───── Document extract
Monday, July 25, 2011

New Spenser, Nameless Detective entries are great summer reads

It’s hot outside - and time for easy, relaxing summer reading. If you haven’t discovered Robert Parker or Bill Pronzini, you’re in for a real treat!

Each author has won the Grand Masters Award from the Mystery Writers of America for lifetime achievement and consistent quality. Both are well known for their long-running series starring a hard-working private investigator, but unfortunately Parker died early last year.


“Sixkill” (Putnam, $26.95) is the 39th in his best-selling and exceptionally popular series starring Boston private eye known simply as Spenser.

It’s the last one in the series that Parker completed, although his legacy will live on with other Spenser novels that will be written by Ace Atkins (author of “White Shadow” and “Wicked City”.

Spenser agrees to look into a case for Boston Homicide’s Captain Quirk involving the death of a young woman in the hotel room of Jumbo Nelson, an overweight actor/comedian. Nelson was in Boston filming a new movie; the studio has attorney Rita Fiore hire Spenser to clear Nelson.

Zebulon Sixkill, Nelson’s bodyguard, initially is a suspect; the drunken Cree Indian is fired by Nelson after being beaten up by Spenser.

Although an alliance between Spenser and Sixkill seems unlikely, Parker makes it work, deftly utilizing likable Sixkill as a prominent character.

Spenser’s longtime sidekick Hawk is still off somewhere in Asia, although there are many cameo appearances by others who have appeared in earlier novels.
──────────
Aim of the task
Extend the review of the new Spenser and Nameless Detective novels, picking up right after its last sentence. The text above has no connection to the data that comes after it.
───── Information given
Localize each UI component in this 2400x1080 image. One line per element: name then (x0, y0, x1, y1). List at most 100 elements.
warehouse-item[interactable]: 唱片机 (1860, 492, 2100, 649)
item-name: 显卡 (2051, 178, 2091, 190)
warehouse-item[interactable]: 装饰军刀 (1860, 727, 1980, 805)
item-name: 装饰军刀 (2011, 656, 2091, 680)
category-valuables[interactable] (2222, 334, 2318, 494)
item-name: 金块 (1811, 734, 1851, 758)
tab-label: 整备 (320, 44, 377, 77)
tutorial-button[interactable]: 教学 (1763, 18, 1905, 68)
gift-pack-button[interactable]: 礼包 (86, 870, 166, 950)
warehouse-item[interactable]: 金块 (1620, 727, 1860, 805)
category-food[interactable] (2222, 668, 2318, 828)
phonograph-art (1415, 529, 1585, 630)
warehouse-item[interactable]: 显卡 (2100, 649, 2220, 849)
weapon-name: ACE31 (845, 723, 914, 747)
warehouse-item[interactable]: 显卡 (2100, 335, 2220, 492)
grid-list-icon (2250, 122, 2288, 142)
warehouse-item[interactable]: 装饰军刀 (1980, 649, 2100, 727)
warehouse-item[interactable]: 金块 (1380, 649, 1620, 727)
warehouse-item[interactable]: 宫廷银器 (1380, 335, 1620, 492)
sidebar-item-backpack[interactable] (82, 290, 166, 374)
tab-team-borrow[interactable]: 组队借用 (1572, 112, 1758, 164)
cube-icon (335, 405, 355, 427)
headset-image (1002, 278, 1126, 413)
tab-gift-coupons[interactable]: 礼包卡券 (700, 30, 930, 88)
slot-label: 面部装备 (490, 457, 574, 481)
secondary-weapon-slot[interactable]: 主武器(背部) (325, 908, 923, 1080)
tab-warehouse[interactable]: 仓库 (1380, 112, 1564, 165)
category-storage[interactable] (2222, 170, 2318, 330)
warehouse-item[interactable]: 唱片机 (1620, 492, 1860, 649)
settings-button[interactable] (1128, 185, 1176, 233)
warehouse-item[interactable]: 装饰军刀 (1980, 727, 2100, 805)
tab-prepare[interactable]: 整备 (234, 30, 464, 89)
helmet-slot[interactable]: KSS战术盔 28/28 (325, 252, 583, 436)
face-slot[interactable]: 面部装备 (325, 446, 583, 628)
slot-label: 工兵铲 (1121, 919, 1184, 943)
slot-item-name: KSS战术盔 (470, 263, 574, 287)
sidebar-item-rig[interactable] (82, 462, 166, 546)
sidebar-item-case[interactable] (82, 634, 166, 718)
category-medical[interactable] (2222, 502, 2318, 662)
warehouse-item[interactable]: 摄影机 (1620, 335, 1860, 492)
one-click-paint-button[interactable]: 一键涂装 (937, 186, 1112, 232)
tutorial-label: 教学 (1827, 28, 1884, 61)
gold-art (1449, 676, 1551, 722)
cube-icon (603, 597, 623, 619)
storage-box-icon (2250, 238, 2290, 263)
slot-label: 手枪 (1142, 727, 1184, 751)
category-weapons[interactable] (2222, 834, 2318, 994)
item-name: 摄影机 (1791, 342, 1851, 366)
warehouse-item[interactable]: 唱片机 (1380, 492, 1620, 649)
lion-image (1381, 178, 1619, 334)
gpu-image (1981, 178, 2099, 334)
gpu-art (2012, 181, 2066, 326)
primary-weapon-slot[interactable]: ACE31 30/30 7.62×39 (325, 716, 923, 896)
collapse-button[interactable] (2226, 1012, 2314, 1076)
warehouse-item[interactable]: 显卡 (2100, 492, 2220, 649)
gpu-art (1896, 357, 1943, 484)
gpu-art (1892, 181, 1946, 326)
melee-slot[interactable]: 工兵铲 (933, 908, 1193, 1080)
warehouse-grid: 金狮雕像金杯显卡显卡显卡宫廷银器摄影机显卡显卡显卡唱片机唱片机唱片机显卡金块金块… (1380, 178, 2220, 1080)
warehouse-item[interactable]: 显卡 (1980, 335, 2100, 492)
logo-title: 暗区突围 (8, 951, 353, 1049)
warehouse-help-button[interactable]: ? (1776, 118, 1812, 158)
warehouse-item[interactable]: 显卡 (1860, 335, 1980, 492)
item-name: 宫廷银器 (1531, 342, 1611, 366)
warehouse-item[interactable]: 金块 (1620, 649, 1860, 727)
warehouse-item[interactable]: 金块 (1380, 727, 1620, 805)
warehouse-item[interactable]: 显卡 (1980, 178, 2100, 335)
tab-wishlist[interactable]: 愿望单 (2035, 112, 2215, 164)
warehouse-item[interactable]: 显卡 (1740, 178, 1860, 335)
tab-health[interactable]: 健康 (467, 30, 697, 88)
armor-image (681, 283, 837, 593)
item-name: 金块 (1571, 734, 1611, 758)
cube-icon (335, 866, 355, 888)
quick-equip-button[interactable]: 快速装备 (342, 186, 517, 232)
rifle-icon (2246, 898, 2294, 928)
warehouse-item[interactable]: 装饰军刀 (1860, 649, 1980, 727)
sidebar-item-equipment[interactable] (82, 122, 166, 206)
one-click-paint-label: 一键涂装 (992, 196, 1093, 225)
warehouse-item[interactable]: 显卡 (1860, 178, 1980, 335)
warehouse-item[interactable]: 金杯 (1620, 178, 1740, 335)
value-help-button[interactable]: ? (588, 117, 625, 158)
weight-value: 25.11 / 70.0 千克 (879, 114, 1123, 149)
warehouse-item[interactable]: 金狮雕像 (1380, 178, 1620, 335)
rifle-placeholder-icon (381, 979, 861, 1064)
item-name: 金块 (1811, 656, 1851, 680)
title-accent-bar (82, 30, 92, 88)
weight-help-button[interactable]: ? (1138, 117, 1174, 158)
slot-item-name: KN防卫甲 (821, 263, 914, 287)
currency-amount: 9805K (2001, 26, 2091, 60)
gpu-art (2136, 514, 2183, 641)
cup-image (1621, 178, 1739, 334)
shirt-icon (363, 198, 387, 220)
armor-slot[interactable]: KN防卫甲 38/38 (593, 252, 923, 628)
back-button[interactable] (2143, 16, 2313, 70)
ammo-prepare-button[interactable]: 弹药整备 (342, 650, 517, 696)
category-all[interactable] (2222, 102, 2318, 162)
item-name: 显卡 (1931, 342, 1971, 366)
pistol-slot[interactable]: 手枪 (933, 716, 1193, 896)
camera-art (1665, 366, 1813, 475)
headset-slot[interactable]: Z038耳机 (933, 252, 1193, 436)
──────────
Response area
With his usual snappy dialogue, fast pacing and strong character development, Parker is in fine form; this is one of the best books in a great series.

“Camouflage” by Bill Pronzini (Forge, $24.99) is the 38th in his series featuring San Francisco private eye known only as “the Nameless Detective”.

Business executive David Virden hires Nameless to deliver some papers to his first wife. He tracks her down, but she refuses to sign them.

Virden stops payment and threatens to sue, claiming that the detective hadn’t found the right woman. The case gets more complicate as Virden disappears.

As the Nameless Detective investigates, he unearths unnerving information and exposes a carefully created scheme. The result is totally unexpected and well orchestrated by Pronzini, one of today’s best crime novelists.

A secondary subplot showcasing Jake Runyon, another agency operative, is more personal. He’s looking into allegations that his girlfriend’s young son is being beaten by her ex-husband. There’s a dead woman involved; Runyon struggles to find a devious killer.

Ray Walsh, owner of East Lansing’s Curious Book Shop,
has reviewed crime novels and noir thrillers regularly since 1987.